-- BEGIN --

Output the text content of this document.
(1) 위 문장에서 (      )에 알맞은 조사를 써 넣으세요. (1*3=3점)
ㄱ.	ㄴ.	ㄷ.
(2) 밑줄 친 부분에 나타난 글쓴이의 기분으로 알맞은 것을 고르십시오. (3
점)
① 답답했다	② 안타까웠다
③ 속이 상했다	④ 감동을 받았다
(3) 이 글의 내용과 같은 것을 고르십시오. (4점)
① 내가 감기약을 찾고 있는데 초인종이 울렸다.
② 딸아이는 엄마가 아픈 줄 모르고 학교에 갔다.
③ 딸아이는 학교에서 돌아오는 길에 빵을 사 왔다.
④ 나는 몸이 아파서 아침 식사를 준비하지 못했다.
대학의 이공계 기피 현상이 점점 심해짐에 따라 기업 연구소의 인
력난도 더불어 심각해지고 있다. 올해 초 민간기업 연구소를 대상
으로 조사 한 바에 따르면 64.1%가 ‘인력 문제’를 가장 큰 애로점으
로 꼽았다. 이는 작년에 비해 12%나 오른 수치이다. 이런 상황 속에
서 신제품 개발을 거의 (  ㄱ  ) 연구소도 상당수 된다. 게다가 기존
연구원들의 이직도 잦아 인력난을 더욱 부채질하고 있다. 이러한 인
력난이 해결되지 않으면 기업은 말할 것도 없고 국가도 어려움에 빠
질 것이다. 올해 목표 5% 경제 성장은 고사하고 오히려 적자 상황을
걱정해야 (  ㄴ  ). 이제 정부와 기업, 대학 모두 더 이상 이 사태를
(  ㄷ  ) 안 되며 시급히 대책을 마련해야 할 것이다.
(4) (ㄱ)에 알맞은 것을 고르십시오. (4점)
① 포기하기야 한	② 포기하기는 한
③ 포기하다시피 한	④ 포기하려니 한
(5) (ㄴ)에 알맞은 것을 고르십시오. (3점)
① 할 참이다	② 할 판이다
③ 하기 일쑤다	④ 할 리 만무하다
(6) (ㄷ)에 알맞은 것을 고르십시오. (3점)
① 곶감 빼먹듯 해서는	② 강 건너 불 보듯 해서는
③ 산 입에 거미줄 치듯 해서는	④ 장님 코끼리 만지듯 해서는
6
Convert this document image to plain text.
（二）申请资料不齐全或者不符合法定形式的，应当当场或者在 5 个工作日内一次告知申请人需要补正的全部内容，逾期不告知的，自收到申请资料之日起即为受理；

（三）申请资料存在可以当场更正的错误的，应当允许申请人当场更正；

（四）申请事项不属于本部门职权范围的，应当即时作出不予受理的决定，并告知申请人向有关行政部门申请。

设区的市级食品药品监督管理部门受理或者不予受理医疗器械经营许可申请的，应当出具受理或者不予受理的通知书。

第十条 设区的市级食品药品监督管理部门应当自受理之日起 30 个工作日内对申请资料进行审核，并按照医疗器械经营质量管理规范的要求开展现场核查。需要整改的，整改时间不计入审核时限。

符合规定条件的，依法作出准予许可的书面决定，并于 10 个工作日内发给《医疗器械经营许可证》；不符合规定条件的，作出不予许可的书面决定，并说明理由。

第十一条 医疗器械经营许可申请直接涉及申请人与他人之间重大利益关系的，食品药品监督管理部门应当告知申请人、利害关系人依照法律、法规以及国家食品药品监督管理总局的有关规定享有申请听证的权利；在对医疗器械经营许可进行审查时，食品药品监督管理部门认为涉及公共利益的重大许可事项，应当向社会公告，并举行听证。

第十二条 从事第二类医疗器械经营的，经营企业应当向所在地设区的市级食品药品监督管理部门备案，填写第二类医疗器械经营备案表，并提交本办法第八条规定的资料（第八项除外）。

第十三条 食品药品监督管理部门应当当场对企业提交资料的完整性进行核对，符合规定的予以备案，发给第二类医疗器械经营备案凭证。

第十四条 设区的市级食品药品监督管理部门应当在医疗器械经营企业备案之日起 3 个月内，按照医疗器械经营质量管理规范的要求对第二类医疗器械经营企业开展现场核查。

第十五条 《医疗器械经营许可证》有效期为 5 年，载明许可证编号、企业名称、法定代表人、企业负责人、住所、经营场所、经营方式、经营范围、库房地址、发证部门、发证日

-- END --

- **Task statement**
Look through the material above. Copy each line where the word "고르십시오" appears.

- **Result of this task**
(2) 밑줄 친 부분에 나타난 글쓴이의 기분으로 알맞은 것을 고르십시오. (3
(3) 이 글의 내용과 같은 것을 고르십시오. (4점)
(4) (ㄱ)에 알맞은 것을 고르십시오. (4점)
(5) (ㄴ)에 알맞은 것을 고르십시오. (3점)
(6) (ㄷ)에 알맞은 것을 고르십시오. (3점)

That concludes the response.